(Structured figure records)
· · · ·
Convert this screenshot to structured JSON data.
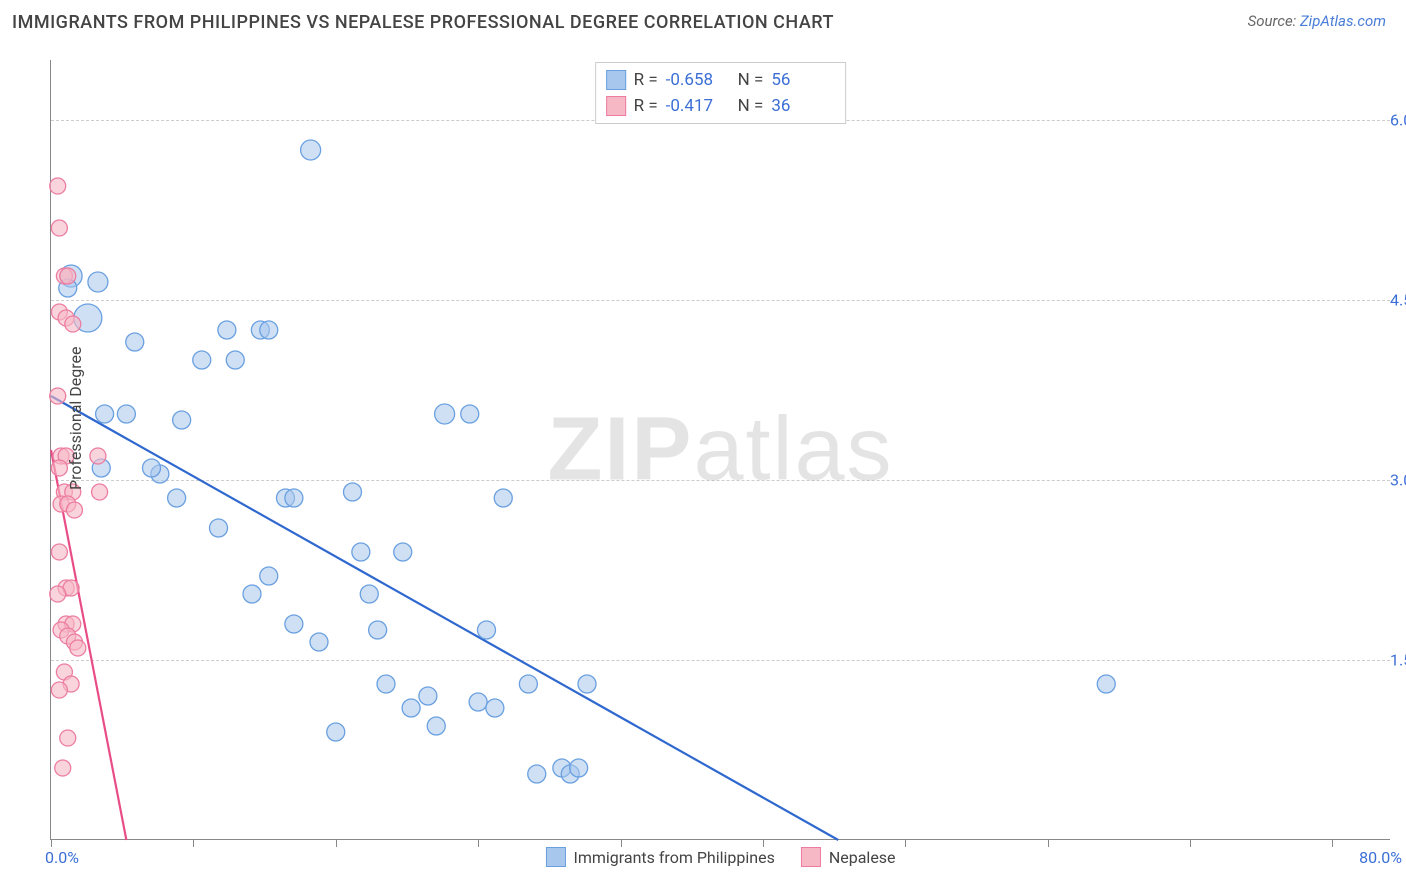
{
  "header": {
    "title": "IMMIGRANTS FROM PHILIPPINES VS NEPALESE PROFESSIONAL DEGREE CORRELATION CHART",
    "source_label": "Source:",
    "source_link": "ZipAtlas.com"
  },
  "watermark": {
    "left": "ZIP",
    "right": "atlas"
  },
  "chart": {
    "type": "scatter",
    "ylabel": "Professional Degree",
    "xlim": [
      0,
      80
    ],
    "ylim": [
      0,
      6.5
    ],
    "xtick_positions": [
      0,
      8.5,
      17,
      25.5,
      34,
      42.5,
      51,
      59.5,
      68,
      76.5
    ],
    "xstart_label": "0.0%",
    "xend_label": "80.0%",
    "ytick_labels": [
      {
        "y": 1.5,
        "label": "1.5%"
      },
      {
        "y": 3.0,
        "label": "3.0%"
      },
      {
        "y": 4.5,
        "label": "4.5%"
      },
      {
        "y": 6.0,
        "label": "6.0%"
      }
    ],
    "grid_color": "#cccccc",
    "axis_color": "#888888",
    "background_color": "#ffffff",
    "series": [
      {
        "name": "Immigrants from Philippines",
        "fill": "#a8c7ec",
        "fill_opacity": 0.55,
        "stroke": "#6aa0e0",
        "stroke_width": 1.3,
        "line_color": "#2f68cf",
        "line_width": 2.2,
        "marker_radius": 9,
        "R": "-0.658",
        "N": "56",
        "regression": {
          "x1": 0,
          "y1": 3.7,
          "x2": 47,
          "y2": 0
        },
        "points": [
          {
            "x": 1.2,
            "y": 4.7,
            "r": 11
          },
          {
            "x": 2.2,
            "y": 4.35,
            "r": 14
          },
          {
            "x": 1.0,
            "y": 4.6,
            "r": 9
          },
          {
            "x": 2.8,
            "y": 4.65,
            "r": 10
          },
          {
            "x": 3.2,
            "y": 3.55,
            "r": 9
          },
          {
            "x": 4.5,
            "y": 3.55,
            "r": 9
          },
          {
            "x": 3.0,
            "y": 3.1,
            "r": 9
          },
          {
            "x": 5.0,
            "y": 4.15,
            "r": 9
          },
          {
            "x": 6.5,
            "y": 3.05,
            "r": 9
          },
          {
            "x": 6.0,
            "y": 3.1,
            "r": 9
          },
          {
            "x": 7.5,
            "y": 2.85,
            "r": 9
          },
          {
            "x": 7.8,
            "y": 3.5,
            "r": 9
          },
          {
            "x": 9.0,
            "y": 4.0,
            "r": 9
          },
          {
            "x": 11.0,
            "y": 4.0,
            "r": 9
          },
          {
            "x": 10.5,
            "y": 4.25,
            "r": 9
          },
          {
            "x": 12.5,
            "y": 4.25,
            "r": 9
          },
          {
            "x": 13.0,
            "y": 4.25,
            "r": 9
          },
          {
            "x": 15.5,
            "y": 5.75,
            "r": 10
          },
          {
            "x": 10.0,
            "y": 2.6,
            "r": 9
          },
          {
            "x": 12.0,
            "y": 2.05,
            "r": 9
          },
          {
            "x": 13.0,
            "y": 2.2,
            "r": 9
          },
          {
            "x": 14.0,
            "y": 2.85,
            "r": 9
          },
          {
            "x": 14.5,
            "y": 2.85,
            "r": 9
          },
          {
            "x": 16.0,
            "y": 1.65,
            "r": 9
          },
          {
            "x": 17.0,
            "y": 0.9,
            "r": 9
          },
          {
            "x": 14.5,
            "y": 1.8,
            "r": 9
          },
          {
            "x": 18.0,
            "y": 2.9,
            "r": 9
          },
          {
            "x": 18.5,
            "y": 2.4,
            "r": 9
          },
          {
            "x": 19.0,
            "y": 2.05,
            "r": 9
          },
          {
            "x": 19.5,
            "y": 1.75,
            "r": 9
          },
          {
            "x": 20.0,
            "y": 1.3,
            "r": 9
          },
          {
            "x": 21.0,
            "y": 2.4,
            "r": 9
          },
          {
            "x": 21.5,
            "y": 1.1,
            "r": 9
          },
          {
            "x": 22.5,
            "y": 1.2,
            "r": 9
          },
          {
            "x": 23.0,
            "y": 0.95,
            "r": 9
          },
          {
            "x": 23.5,
            "y": 3.55,
            "r": 10
          },
          {
            "x": 25.0,
            "y": 3.55,
            "r": 9
          },
          {
            "x": 25.5,
            "y": 1.15,
            "r": 9
          },
          {
            "x": 26.0,
            "y": 1.75,
            "r": 9
          },
          {
            "x": 26.5,
            "y": 1.1,
            "r": 9
          },
          {
            "x": 27.0,
            "y": 2.85,
            "r": 9
          },
          {
            "x": 28.5,
            "y": 1.3,
            "r": 9
          },
          {
            "x": 29.0,
            "y": 0.55,
            "r": 9
          },
          {
            "x": 30.5,
            "y": 0.6,
            "r": 9
          },
          {
            "x": 31.0,
            "y": 0.55,
            "r": 9
          },
          {
            "x": 31.5,
            "y": 0.6,
            "r": 9
          },
          {
            "x": 32.0,
            "y": 1.3,
            "r": 9
          },
          {
            "x": 63.0,
            "y": 1.3,
            "r": 9
          }
        ]
      },
      {
        "name": "Nepalese",
        "fill": "#f6b8c5",
        "fill_opacity": 0.6,
        "stroke": "#ec7da1",
        "stroke_width": 1.3,
        "line_color": "#e94d87",
        "line_width": 2.2,
        "marker_radius": 8,
        "R": "-0.417",
        "N": "36",
        "regression": {
          "x1": 0,
          "y1": 3.25,
          "x2": 4.5,
          "y2": 0
        },
        "points": [
          {
            "x": 0.4,
            "y": 5.45
          },
          {
            "x": 0.5,
            "y": 5.1
          },
          {
            "x": 0.8,
            "y": 4.7
          },
          {
            "x": 1.0,
            "y": 4.7
          },
          {
            "x": 0.5,
            "y": 4.4
          },
          {
            "x": 0.9,
            "y": 4.35
          },
          {
            "x": 1.3,
            "y": 4.3
          },
          {
            "x": 0.4,
            "y": 3.7
          },
          {
            "x": 0.6,
            "y": 3.2
          },
          {
            "x": 0.9,
            "y": 3.2
          },
          {
            "x": 0.5,
            "y": 3.1
          },
          {
            "x": 0.8,
            "y": 2.9
          },
          {
            "x": 1.3,
            "y": 2.9
          },
          {
            "x": 0.6,
            "y": 2.8
          },
          {
            "x": 1.0,
            "y": 2.8
          },
          {
            "x": 1.4,
            "y": 2.75
          },
          {
            "x": 0.5,
            "y": 2.4
          },
          {
            "x": 0.9,
            "y": 2.1
          },
          {
            "x": 1.2,
            "y": 2.1
          },
          {
            "x": 0.4,
            "y": 2.05
          },
          {
            "x": 0.9,
            "y": 1.8
          },
          {
            "x": 1.3,
            "y": 1.8
          },
          {
            "x": 0.6,
            "y": 1.75
          },
          {
            "x": 1.0,
            "y": 1.7
          },
          {
            "x": 1.4,
            "y": 1.65
          },
          {
            "x": 1.6,
            "y": 1.6
          },
          {
            "x": 0.8,
            "y": 1.4
          },
          {
            "x": 1.2,
            "y": 1.3
          },
          {
            "x": 0.5,
            "y": 1.25
          },
          {
            "x": 1.0,
            "y": 0.85
          },
          {
            "x": 0.7,
            "y": 0.6
          },
          {
            "x": 2.8,
            "y": 3.2
          },
          {
            "x": 2.9,
            "y": 2.9
          }
        ]
      }
    ]
  },
  "legend_bottom": [
    {
      "label": "Immigrants from Philippines",
      "fill": "#a8c7ec",
      "stroke": "#6aa0e0"
    },
    {
      "label": "Nepalese",
      "fill": "#f6b8c5",
      "stroke": "#ec7da1"
    }
  ]
}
· · · ·
▸ **AIM OF THE EXERCISE**:
What is needed is an exact reproduction of the data, pictures excluded.

▸ **PROBLEM SOLUTION**:
Convert this screenshot to structured JSON data.
{
  "header": {
    "title": "IMMIGRANTS FROM PHILIPPINES VS NEPALESE PROFESSIONAL DEGREE CORRELATION CHART",
    "source_label": "Source:",
    "source_link": "ZipAtlas.com"
  },
  "watermark": {
    "left": "ZIP",
    "right": "atlas"
  },
  "chart": {
    "type": "scatter",
    "ylabel": "Professional Degree",
    "xlim": [
      0,
      80
    ],
    "ylim": [
      0,
      6.5
    ],
    "xtick_positions": [
      0,
      8.5,
      17,
      25.5,
      34,
      42.5,
      51,
      59.5,
      68,
      76.5
    ],
    "xstart_label": "0.0%",
    "xend_label": "80.0%",
    "ytick_labels": [
      {
        "y": 1.5,
        "label": "1.5%"
      },
      {
        "y": 3.0,
        "label": "3.0%"
      },
      {
        "y": 4.5,
        "label": "4.5%"
      },
      {
        "y": 6.0,
        "label": "6.0%"
      }
    ],
    "grid_color": "#cccccc",
    "axis_color": "#888888",
    "background_color": "#ffffff",
    "series": [
      {
        "name": "Immigrants from Philippines",
        "fill": "#a8c7ec",
        "fill_opacity": 0.55,
        "stroke": "#6aa0e0",
        "stroke_width": 1.3,
        "line_color": "#2f68cf",
        "line_width": 2.2,
        "marker_radius": 9,
        "R": "-0.658",
        "N": "56",
        "regression": {
          "x1": 0,
          "y1": 3.7,
          "x2": 47,
          "y2": 0
        },
        "points": [
          {
            "x": 1.2,
            "y": 4.7,
            "r": 11
          },
          {
            "x": 2.2,
            "y": 4.35,
            "r": 14
          },
          {
            "x": 1.0,
            "y": 4.6,
            "r": 9
          },
          {
            "x": 2.8,
            "y": 4.65,
            "r": 10
          },
          {
            "x": 3.2,
            "y": 3.55,
            "r": 9
          },
          {
            "x": 4.5,
            "y": 3.55,
            "r": 9
          },
          {
            "x": 3.0,
            "y": 3.1,
            "r": 9
          },
          {
            "x": 5.0,
            "y": 4.15,
            "r": 9
          },
          {
            "x": 6.5,
            "y": 3.05,
            "r": 9
          },
          {
            "x": 6.0,
            "y": 3.1,
            "r": 9
          },
          {
            "x": 7.5,
            "y": 2.85,
            "r": 9
          },
          {
            "x": 7.8,
            "y": 3.5,
            "r": 9
          },
          {
            "x": 9.0,
            "y": 4.0,
            "r": 9
          },
          {
            "x": 11.0,
            "y": 4.0,
            "r": 9
          },
          {
            "x": 10.5,
            "y": 4.25,
            "r": 9
          },
          {
            "x": 12.5,
            "y": 4.25,
            "r": 9
          },
          {
            "x": 13.0,
            "y": 4.25,
            "r": 9
          },
          {
            "x": 15.5,
            "y": 5.75,
            "r": 10
          },
          {
            "x": 10.0,
            "y": 2.6,
            "r": 9
          },
          {
            "x": 12.0,
            "y": 2.05,
            "r": 9
          },
          {
            "x": 13.0,
            "y": 2.2,
            "r": 9
          },
          {
            "x": 14.0,
            "y": 2.85,
            "r": 9
          },
          {
            "x": 14.5,
            "y": 2.85,
            "r": 9
          },
          {
            "x": 16.0,
            "y": 1.65,
            "r": 9
          },
          {
            "x": 17.0,
            "y": 0.9,
            "r": 9
          },
          {
            "x": 14.5,
            "y": 1.8,
            "r": 9
          },
          {
            "x": 18.0,
            "y": 2.9,
            "r": 9
          },
          {
            "x": 18.5,
            "y": 2.4,
            "r": 9
          },
          {
            "x": 19.0,
            "y": 2.05,
            "r": 9
          },
          {
            "x": 19.5,
            "y": 1.75,
            "r": 9
          },
          {
            "x": 20.0,
            "y": 1.3,
            "r": 9
          },
          {
            "x": 21.0,
            "y": 2.4,
            "r": 9
          },
          {
            "x": 21.5,
            "y": 1.1,
            "r": 9
          },
          {
            "x": 22.5,
            "y": 1.2,
            "r": 9
          },
          {
            "x": 23.0,
            "y": 0.95,
            "r": 9
          },
          {
            "x": 23.5,
            "y": 3.55,
            "r": 10
          },
          {
            "x": 25.0,
            "y": 3.55,
            "r": 9
          },
          {
            "x": 25.5,
            "y": 1.15,
            "r": 9
          },
          {
            "x": 26.0,
            "y": 1.75,
            "r": 9
          },
          {
            "x": 26.5,
            "y": 1.1,
            "r": 9
          },
          {
            "x": 27.0,
            "y": 2.85,
            "r": 9
          },
          {
            "x": 28.5,
            "y": 1.3,
            "r": 9
          },
          {
            "x": 29.0,
            "y": 0.55,
            "r": 9
          },
          {
            "x": 30.5,
            "y": 0.6,
            "r": 9
          },
          {
            "x": 31.0,
            "y": 0.55,
            "r": 9
          },
          {
            "x": 31.5,
            "y": 0.6,
            "r": 9
          },
          {
            "x": 32.0,
            "y": 1.3,
            "r": 9
          },
          {
            "x": 63.0,
            "y": 1.3,
            "r": 9
          }
        ]
      },
      {
        "name": "Nepalese",
        "fill": "#f6b8c5",
        "fill_opacity": 0.6,
        "stroke": "#ec7da1",
        "stroke_width": 1.3,
        "line_color": "#e94d87",
        "line_width": 2.2,
        "marker_radius": 8,
        "R": "-0.417",
        "N": "36",
        "regression": {
          "x1": 0,
          "y1": 3.25,
          "x2": 4.5,
          "y2": 0
        },
        "points": [
          {
            "x": 0.4,
            "y": 5.45
          },
          {
            "x": 0.5,
            "y": 5.1
          },
          {
            "x": 0.8,
            "y": 4.7
          },
          {
            "x": 1.0,
            "y": 4.7
          },
          {
            "x": 0.5,
            "y": 4.4
          },
          {
            "x": 0.9,
            "y": 4.35
          },
          {
            "x": 1.3,
            "y": 4.3
          },
          {
            "x": 0.4,
            "y": 3.7
          },
          {
            "x": 0.6,
            "y": 3.2
          },
          {
            "x": 0.9,
            "y": 3.2
          },
          {
            "x": 0.5,
            "y": 3.1
          },
          {
            "x": 0.8,
            "y": 2.9
          },
          {
            "x": 1.3,
            "y": 2.9
          },
          {
            "x": 0.6,
            "y": 2.8
          },
          {
            "x": 1.0,
            "y": 2.8
          },
          {
            "x": 1.4,
            "y": 2.75
          },
          {
            "x": 0.5,
            "y": 2.4
          },
          {
            "x": 0.9,
            "y": 2.1
          },
          {
            "x": 1.2,
            "y": 2.1
          },
          {
            "x": 0.4,
            "y": 2.05
          },
          {
            "x": 0.9,
            "y": 1.8
          },
          {
            "x": 1.3,
            "y": 1.8
          },
          {
            "x": 0.6,
            "y": 1.75
          },
          {
            "x": 1.0,
            "y": 1.7
          },
          {
            "x": 1.4,
            "y": 1.65
          },
          {
            "x": 1.6,
            "y": 1.6
          },
          {
            "x": 0.8,
            "y": 1.4
          },
          {
            "x": 1.2,
            "y": 1.3
          },
          {
            "x": 0.5,
            "y": 1.25
          },
          {
            "x": 1.0,
            "y": 0.85
          },
          {
            "x": 0.7,
            "y": 0.6
          },
          {
            "x": 2.8,
            "y": 3.2
          },
          {
            "x": 2.9,
            "y": 2.9
          }
        ]
      }
    ]
  },
  "legend_bottom": [
    {
      "label": "Immigrants from Philippines",
      "fill": "#a8c7ec",
      "stroke": "#6aa0e0"
    },
    {
      "label": "Nepalese",
      "fill": "#f6b8c5",
      "stroke": "#ec7da1"
    }
  ]
}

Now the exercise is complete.